:: Stated problem 1 ::
In the comic story synopses, who is credited as penciler and inker for "Only a Beast"?

:: Given text ::
○ ○ ○ ○ ○ ○ ○

A Fate Worse Than Death

Writer: Unknown.
Penciler/Inker: Sy Moskowitz.
Letterer: Ray Holloway.

Synopsis

Matt Jordan crash-lands his rocket on Mars after the brakes fail on approach. He survives without a scratch but finds himself stranded on a scorching desert with no food or water. After a grueling day's march he locates a dry canal, then follows the sound of a female singing voice to a walled arena. Inside he encounters Llmr, a hideous, prehistoric-looking Martian female who feeds him nutrient-packed food and, through his linguistic translator, communicates with him. Matt learns that Martian maidens are banished for a year before reaching maturity; on their return they choose a husband, and no man may refuse. Trapped and dependent on Llmr for survival, Matt endures days of mounting revulsion as her maturity date approaches. Rather than face marriage to her, he swallows a poison capsule he has carried for emergencies. The death is slow and agonizing through the night — but as dawn breaks, Llmr undergoes her physical transformation into maturity, shedding her reptilian skin to reveal a beautiful woman. Matt dies with a final glimpse of the paradise he has destroyed himself to avoid.


Characters
Good (or All)
Llmr, Martians, Matt Jordan.



Story #3

Only a Beast

Writer: Unknown.
Penciler/Inker: Al Eadeh.

Synopsis

An unnamed, paralyzed old man lies bedridden, kept alive by hate. His brain and eyes are still active, and he seethes at his nephew and the nephew's wife, who stay together only to wait for his death and inherit his estate. The old man has been given a mentally simple attendant — a large, subhuman beast — whom he has brought entirely under his hypnotic will through prolonged eye contact. He plans to use the beast as his instrument of revenge. Watching through the bedroom door as the nephew's wife passes in the hall, the old man telepathically manipulates the beast into loving her and hating anyone who hurts her. He then commands the beast to summon both the nephew and his wife by calling out that the master is dying. When they arrive, the old man directs the beast to kill the nephew with a spring-blade knife from his pocket. The wife screams; the old man orders the beast to silence her. But the nephew's death triggers the beast's own logic: a beast kills those who hurt the ones he loves — and the old man made the beast kill her. The beast turns on the old man, biting at his throat, as the old man realizes too late that his own teaching has sealed his fate.


Characters
Good (or All)
Monsters.



Story #4

My Other Body!

Writer: Unknown.
Penciler/Inker: Jack Katz.

○ ○ ○ ○ ○ ○ ○

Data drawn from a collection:

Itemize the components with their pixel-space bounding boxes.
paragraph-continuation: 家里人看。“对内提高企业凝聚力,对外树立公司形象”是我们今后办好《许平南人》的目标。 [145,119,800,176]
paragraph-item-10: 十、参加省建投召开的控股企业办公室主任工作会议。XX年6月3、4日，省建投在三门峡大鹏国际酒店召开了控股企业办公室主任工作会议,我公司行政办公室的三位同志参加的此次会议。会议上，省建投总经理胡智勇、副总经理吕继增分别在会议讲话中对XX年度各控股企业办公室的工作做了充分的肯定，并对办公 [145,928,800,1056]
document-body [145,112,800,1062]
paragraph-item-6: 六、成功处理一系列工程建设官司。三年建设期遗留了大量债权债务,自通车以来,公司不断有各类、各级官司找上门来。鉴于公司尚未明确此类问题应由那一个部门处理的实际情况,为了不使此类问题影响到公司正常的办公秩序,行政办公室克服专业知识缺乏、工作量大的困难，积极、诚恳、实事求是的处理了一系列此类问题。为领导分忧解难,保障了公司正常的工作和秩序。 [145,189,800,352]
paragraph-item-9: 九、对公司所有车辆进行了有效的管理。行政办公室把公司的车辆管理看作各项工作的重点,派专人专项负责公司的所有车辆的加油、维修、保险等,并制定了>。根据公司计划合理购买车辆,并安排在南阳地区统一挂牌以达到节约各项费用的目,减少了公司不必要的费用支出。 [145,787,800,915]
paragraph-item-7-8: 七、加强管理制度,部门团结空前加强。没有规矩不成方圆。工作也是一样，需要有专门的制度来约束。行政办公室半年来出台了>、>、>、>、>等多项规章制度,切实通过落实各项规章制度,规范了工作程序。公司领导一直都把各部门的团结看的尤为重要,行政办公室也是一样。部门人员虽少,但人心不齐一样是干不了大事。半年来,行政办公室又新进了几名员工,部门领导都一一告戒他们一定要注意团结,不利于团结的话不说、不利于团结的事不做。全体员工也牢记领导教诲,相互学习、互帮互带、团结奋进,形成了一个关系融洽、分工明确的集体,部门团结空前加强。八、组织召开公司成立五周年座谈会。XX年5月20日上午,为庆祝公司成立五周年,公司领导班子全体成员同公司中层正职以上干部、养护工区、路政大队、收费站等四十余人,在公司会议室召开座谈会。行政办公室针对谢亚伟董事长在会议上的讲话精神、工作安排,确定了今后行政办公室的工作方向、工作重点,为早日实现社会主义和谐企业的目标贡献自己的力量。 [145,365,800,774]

○ ○ ○ ○ ○ ○ ○

:: Stated problem 2 ::
Reproduce all of the rows above verbatim, character for character.

:: Task answer 1 ::
Al Eadeh.

:: Task answer 2 ::
Itemize the components with their pixel-space bounding boxes.
paragraph-continuation: 家里人看。“对内提高企业凝聚力,对外树立公司形象”是我们今后办好《许平南人》的目标。 [145,119,800,176]
paragraph-item-10: 十、参加省建投召开的控股企业办公室主任工作会议。XX年6月3、4日，省建投在三门峡大鹏国际酒店召开了控股企业办公室主任工作会议,我公司行政办公室的三位同志参加的此次会议。会议上，省建投总经理胡智勇、副总经理吕继增分别在会议讲话中对XX年度各控股企业办公室的工作做了充分的肯定，并对办公 [145,928,800,1056]
document-body [145,112,800,1062]
paragraph-item-6: 六、成功处理一系列工程建设官司。三年建设期遗留了大量债权债务,自通车以来,公司不断有各类、各级官司找上门来。鉴于公司尚未明确此类问题应由那一个部门处理的实际情况,为了不使此类问题影响到公司正常的办公秩序,行政办公室克服专业知识缺乏、工作量大的困难，积极、诚恳、实事求是的处理了一系列此类问题。为领导分忧解难,保障了公司正常的工作和秩序。 [145,189,800,352]
paragraph-item-9: 九、对公司所有车辆进行了有效的管理。行政办公室把公司的车辆管理看作各项工作的重点,派专人专项负责公司的所有车辆的加油、维修、保险等,并制定了>。根据公司计划合理购买车辆,并安排在南阳地区统一挂牌以达到节约各项费用的目,减少了公司不必要的费用支出。 [145,787,800,915]
paragraph-item-7-8: 七、加强管理制度,部门团结空前加强。没有规矩不成方圆。工作也是一样，需要有专门的制度来约束。行政办公室半年来出台了>、>、>、>、>等多项规章制度,切实通过落实各项规章制度,规范了工作程序。公司领导一直都把各部门的团结看的尤为重要,行政办公室也是一样。部门人员虽少,但人心不齐一样是干不了大事。半年来,行政办公室又新进了几名员工,部门领导都一一告戒他们一定要注意团结,不利于团结的话不说、不利于团结的事不做。全体员工也牢记领导教诲,相互学习、互帮互带、团结奋进,形成了一个关系融洽、分工明确的集体,部门团结空前加强。八、组织召开公司成立五周年座谈会。XX年5月20日上午,为庆祝公司成立五周年,公司领导班子全体成员同公司中层正职以上干部、养护工区、路政大队、收费站等四十余人,在公司会议室召开座谈会。行政办公室针对谢亚伟董事长在会议上的讲话精神、工作安排,确定了今后行政办公室的工作方向、工作重点,为早日实现社会主义和谐企业的目标贡献自己的力量。 [145,365,800,774]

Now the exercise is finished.